§ **Problem requirements**: Look through the data below. Collect every line where the word "ylabel" occurs.
>> start Data extract
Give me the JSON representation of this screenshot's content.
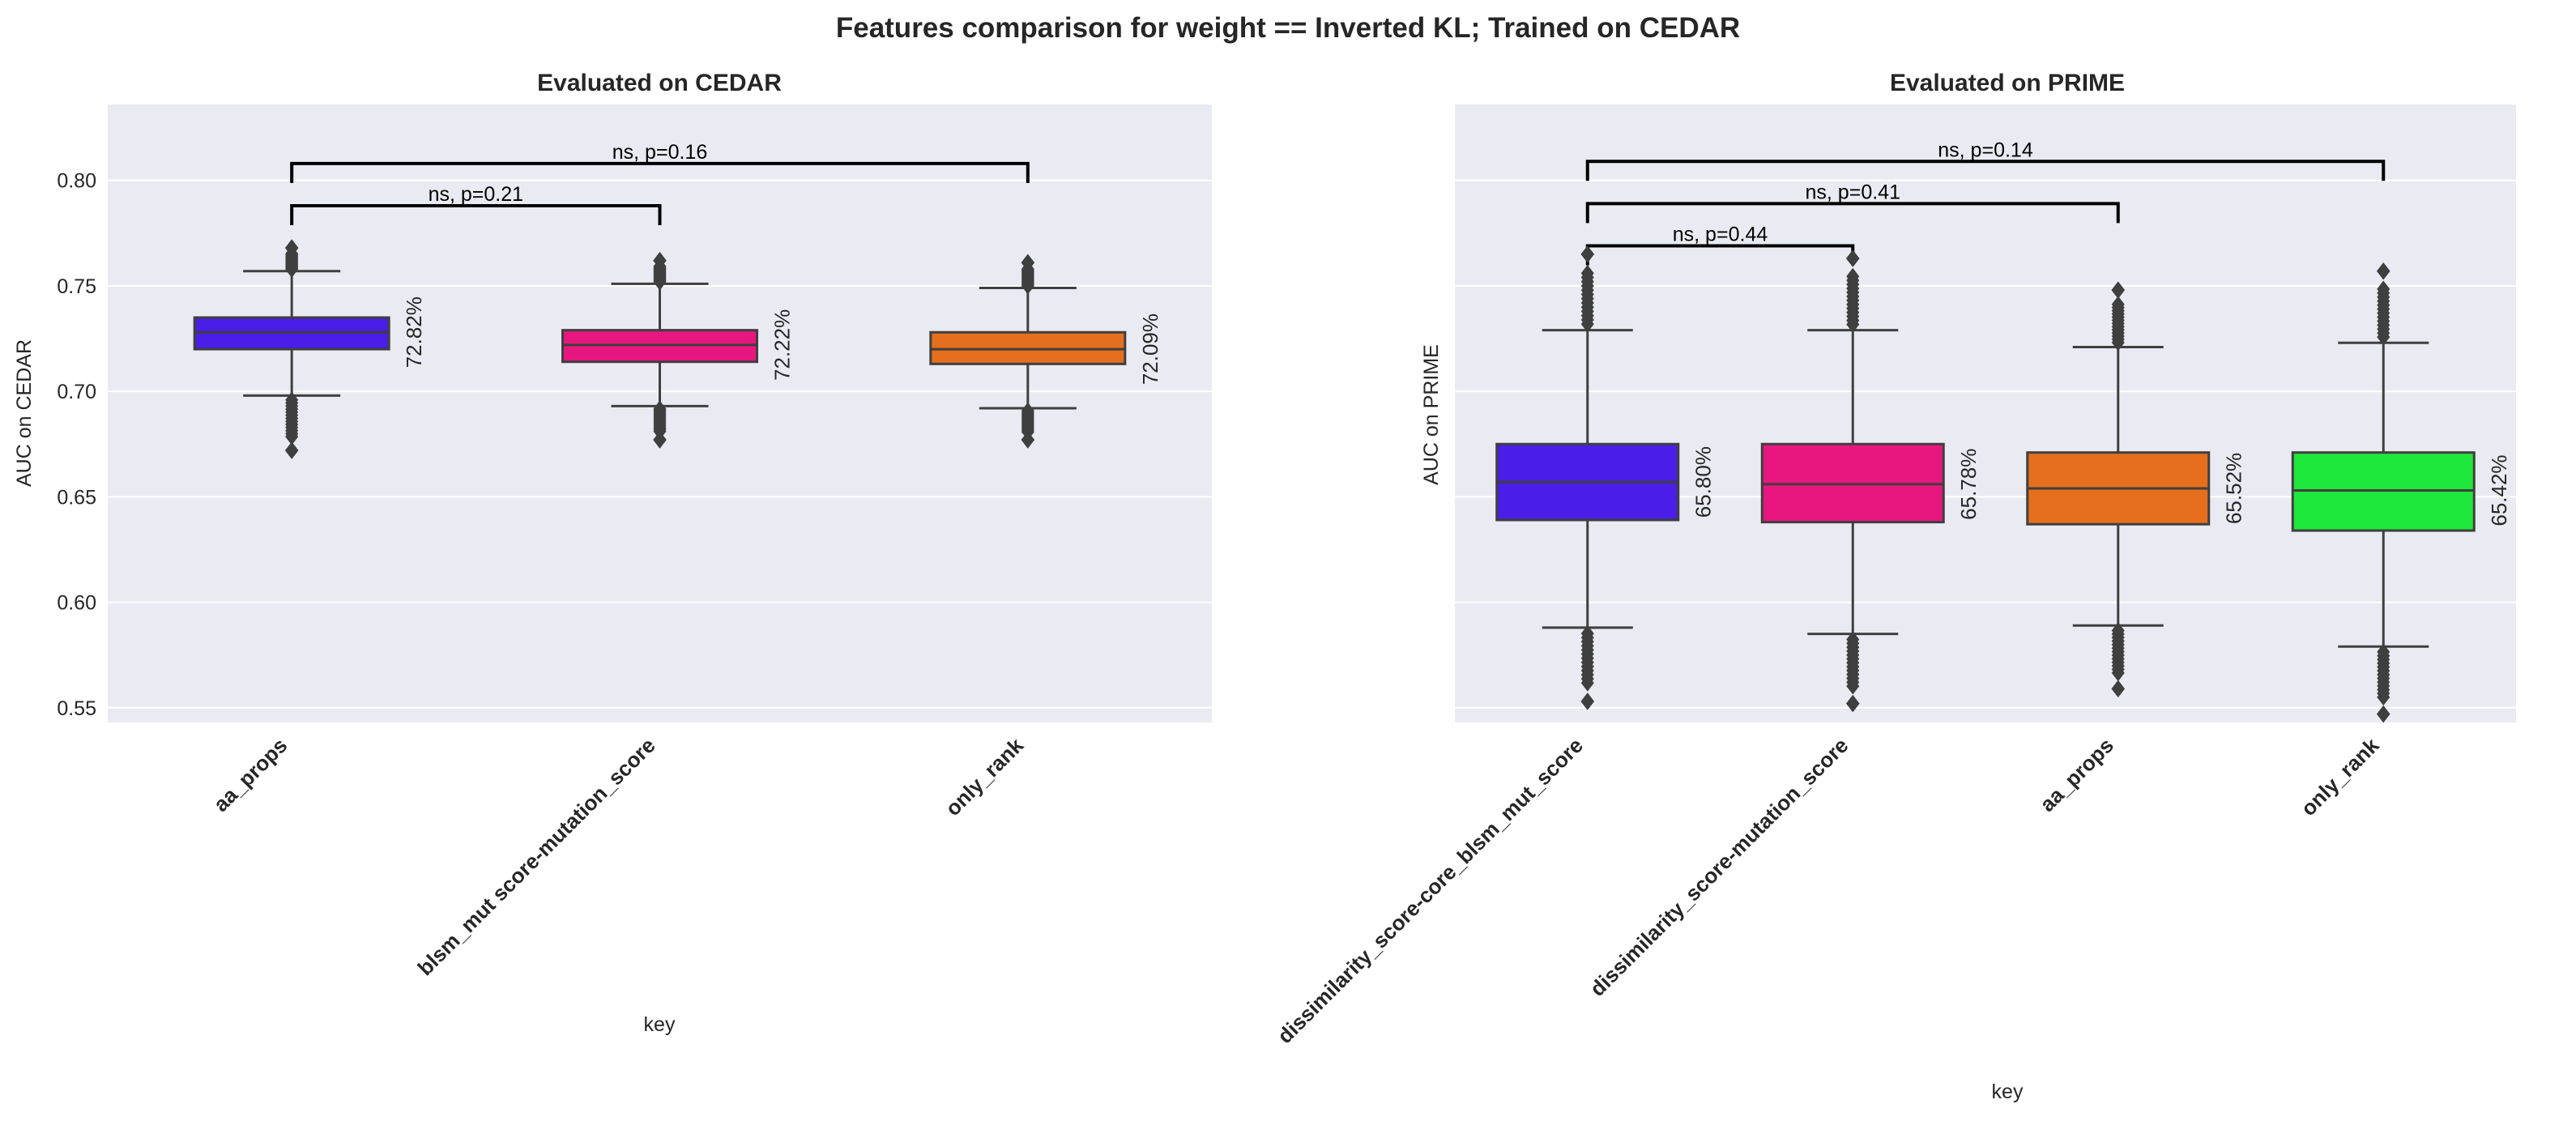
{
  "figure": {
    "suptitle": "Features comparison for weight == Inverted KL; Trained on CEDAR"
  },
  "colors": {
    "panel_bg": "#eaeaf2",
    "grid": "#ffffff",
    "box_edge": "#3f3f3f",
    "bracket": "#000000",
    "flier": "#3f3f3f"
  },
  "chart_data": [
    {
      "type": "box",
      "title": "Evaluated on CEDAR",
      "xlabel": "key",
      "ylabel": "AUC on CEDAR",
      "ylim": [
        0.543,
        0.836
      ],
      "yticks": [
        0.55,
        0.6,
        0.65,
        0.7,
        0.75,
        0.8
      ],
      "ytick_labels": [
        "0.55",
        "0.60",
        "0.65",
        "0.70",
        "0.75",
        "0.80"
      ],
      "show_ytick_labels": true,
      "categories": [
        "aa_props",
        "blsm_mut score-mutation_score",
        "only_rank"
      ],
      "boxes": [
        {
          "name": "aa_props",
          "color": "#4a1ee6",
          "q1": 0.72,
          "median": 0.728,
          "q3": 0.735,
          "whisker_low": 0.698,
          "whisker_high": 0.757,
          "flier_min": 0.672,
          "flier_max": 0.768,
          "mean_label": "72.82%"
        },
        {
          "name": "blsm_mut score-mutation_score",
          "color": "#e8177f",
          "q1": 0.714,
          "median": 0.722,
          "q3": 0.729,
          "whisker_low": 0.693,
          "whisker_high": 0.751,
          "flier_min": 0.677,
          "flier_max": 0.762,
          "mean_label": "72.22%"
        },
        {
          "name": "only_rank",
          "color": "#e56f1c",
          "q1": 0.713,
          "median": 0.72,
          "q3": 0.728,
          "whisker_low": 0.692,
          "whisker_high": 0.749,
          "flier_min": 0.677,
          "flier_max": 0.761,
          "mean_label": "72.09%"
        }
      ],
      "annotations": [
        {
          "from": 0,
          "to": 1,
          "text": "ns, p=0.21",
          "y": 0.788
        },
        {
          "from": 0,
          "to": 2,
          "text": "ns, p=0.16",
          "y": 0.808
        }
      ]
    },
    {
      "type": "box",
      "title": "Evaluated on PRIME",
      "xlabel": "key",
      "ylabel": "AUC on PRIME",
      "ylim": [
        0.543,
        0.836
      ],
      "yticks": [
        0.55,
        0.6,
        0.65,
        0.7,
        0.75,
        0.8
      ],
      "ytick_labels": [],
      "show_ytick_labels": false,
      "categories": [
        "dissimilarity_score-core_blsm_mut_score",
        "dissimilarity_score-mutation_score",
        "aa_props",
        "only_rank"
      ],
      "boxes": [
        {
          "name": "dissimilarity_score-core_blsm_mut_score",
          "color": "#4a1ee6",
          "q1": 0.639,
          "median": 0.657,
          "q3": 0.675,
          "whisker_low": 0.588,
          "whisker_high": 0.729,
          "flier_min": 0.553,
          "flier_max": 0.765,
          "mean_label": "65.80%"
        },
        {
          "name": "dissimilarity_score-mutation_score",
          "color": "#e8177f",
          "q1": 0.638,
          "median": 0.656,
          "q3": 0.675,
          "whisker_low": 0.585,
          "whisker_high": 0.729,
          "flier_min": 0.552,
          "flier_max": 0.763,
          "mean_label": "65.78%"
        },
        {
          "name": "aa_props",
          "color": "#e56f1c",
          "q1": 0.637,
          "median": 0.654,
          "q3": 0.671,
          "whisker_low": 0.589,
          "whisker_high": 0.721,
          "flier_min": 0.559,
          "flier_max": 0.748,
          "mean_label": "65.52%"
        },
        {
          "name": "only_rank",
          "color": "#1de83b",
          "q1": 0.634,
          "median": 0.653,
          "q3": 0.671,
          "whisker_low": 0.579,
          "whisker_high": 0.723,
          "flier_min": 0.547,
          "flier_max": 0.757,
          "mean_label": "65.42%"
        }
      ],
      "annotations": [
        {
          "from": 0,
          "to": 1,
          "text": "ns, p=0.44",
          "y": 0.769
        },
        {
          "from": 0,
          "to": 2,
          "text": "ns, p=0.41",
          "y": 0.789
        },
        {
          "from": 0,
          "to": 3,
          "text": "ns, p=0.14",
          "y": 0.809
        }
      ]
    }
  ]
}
>> end Data extract
>> start Data extract
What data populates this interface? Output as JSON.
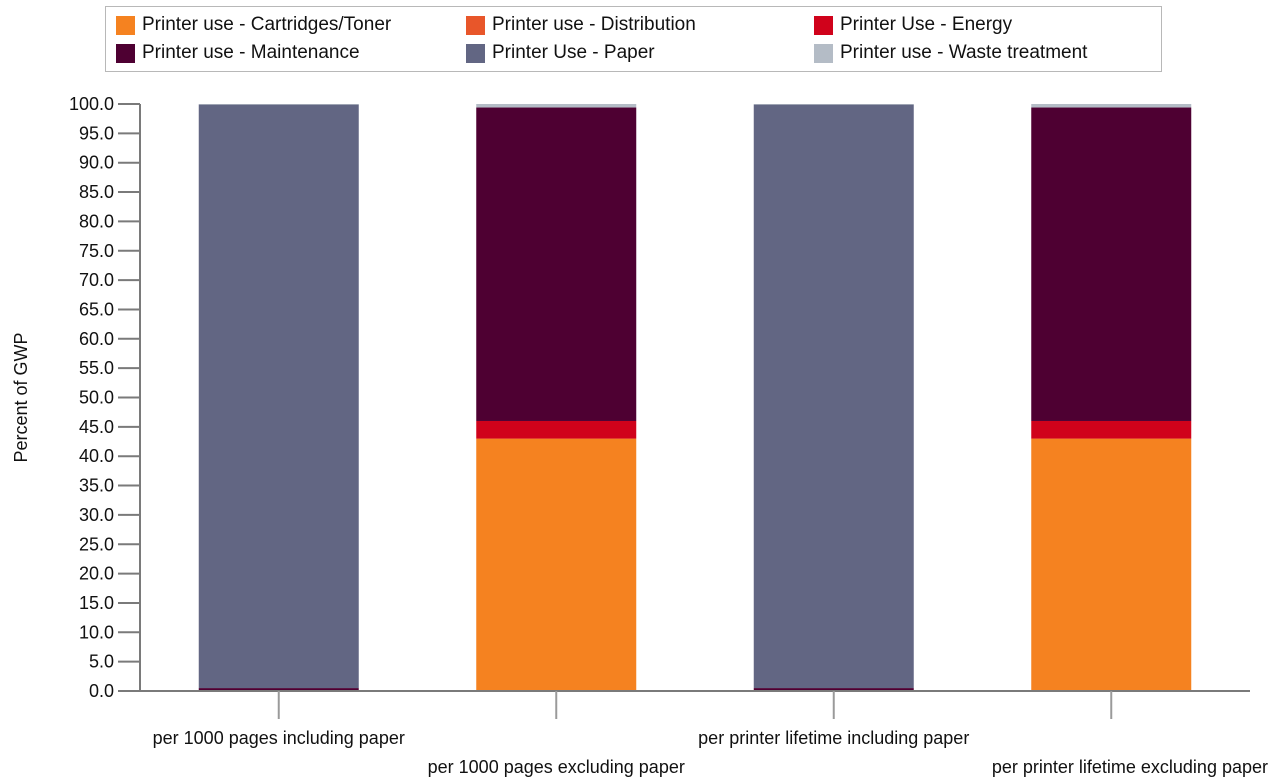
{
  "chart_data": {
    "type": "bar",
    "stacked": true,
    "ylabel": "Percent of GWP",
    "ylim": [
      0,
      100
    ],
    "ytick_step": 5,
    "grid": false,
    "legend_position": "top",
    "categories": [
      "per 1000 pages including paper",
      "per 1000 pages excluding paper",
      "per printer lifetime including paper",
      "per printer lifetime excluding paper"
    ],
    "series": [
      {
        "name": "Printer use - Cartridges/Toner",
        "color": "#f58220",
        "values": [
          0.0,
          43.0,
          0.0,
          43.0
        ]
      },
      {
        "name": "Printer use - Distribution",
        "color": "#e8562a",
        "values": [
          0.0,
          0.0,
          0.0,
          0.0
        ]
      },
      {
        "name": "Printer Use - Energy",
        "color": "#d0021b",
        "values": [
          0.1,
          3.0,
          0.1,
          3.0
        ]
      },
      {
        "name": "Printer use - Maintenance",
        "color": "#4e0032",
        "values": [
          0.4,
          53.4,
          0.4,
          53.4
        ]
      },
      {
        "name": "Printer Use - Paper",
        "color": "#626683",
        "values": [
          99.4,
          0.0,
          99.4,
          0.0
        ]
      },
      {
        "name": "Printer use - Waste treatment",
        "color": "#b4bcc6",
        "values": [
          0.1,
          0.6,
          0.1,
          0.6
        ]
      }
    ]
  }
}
>> end Data extract
>> start Data extract
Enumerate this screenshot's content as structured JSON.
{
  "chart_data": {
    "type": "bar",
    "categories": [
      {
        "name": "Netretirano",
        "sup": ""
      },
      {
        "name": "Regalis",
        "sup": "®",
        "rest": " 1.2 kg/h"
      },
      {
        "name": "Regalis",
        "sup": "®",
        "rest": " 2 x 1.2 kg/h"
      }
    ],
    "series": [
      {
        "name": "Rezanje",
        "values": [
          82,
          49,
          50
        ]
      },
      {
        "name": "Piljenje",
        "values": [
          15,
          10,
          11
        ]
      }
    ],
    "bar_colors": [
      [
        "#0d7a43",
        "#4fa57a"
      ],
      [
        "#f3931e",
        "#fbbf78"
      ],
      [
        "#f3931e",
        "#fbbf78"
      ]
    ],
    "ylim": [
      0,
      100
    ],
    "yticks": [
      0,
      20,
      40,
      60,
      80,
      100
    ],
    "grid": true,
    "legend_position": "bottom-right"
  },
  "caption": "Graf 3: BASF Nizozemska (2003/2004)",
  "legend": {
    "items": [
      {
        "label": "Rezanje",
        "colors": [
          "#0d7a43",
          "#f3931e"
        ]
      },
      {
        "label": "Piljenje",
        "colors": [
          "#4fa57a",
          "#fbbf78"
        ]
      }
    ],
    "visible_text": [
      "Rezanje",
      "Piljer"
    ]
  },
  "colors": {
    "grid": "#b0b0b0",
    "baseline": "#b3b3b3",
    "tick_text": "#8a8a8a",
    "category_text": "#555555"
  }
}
>> end Data extract
§ **Worked solution**:
      "ylabel": "AUC on CEDAR",
      "ylabel": "AUC on PRIME",
    "ylabel": "Percent of GWP",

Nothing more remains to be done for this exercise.